§ TASK GOAL: Every line of the data must be copied exactly.

§ EXERCISE INPUT:
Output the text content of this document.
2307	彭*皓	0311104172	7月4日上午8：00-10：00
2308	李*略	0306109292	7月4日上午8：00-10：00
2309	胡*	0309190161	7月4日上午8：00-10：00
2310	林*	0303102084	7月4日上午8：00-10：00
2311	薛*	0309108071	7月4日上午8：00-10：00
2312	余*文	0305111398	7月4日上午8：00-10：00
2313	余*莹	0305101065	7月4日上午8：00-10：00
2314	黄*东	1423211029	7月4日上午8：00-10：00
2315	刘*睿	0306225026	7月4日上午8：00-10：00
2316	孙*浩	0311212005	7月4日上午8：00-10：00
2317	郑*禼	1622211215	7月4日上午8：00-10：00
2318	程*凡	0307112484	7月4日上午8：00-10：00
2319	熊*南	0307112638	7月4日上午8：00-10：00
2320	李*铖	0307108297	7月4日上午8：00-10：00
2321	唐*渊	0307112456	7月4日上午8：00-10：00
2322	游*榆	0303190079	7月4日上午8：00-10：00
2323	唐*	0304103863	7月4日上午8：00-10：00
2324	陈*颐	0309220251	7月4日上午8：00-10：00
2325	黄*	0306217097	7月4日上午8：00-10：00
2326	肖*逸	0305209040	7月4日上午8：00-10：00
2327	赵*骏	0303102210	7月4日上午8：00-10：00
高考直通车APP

§ SOLUTION TO THE EXERCISE:
Output the text content of this document.
2307	彭*皓	0311104172	7月4日上午8：00-10：00
2308	李*略	0306109292	7月4日上午8：00-10：00
2309	胡*	0309190161	7月4日上午8：00-10：00
2310	林*	0303102084	7月4日上午8：00-10：00
2311	薛*	0309108071	7月4日上午8：00-10：00
2312	余*文	0305111398	7月4日上午8：00-10：00
2313	余*莹	0305101065	7月4日上午8：00-10：00
2314	黄*东	1423211029	7月4日上午8：00-10：00
2315	刘*睿	0306225026	7月4日上午8：00-10：00
2316	孙*浩	0311212005	7月4日上午8：00-10：00
2317	郑*禼	1622211215	7月4日上午8：00-10：00
2318	程*凡	0307112484	7月4日上午8：00-10：00
2319	熊*南	0307112638	7月4日上午8：00-10：00
2320	李*铖	0307108297	7月4日上午8：00-10：00
2321	唐*渊	0307112456	7月4日上午8：00-10：00
2322	游*榆	0303190079	7月4日上午8：00-10：00
2323	唐*	0304103863	7月4日上午8：00-10：00
2324	陈*颐	0309220251	7月4日上午8：00-10：00
2325	黄*	0306217097	7月4日上午8：00-10：00
2326	肖*逸	0305209040	7月4日上午8：00-10：00
2327	赵*骏	0303102210	7月4日上午8：00-10：00
高考直通车APP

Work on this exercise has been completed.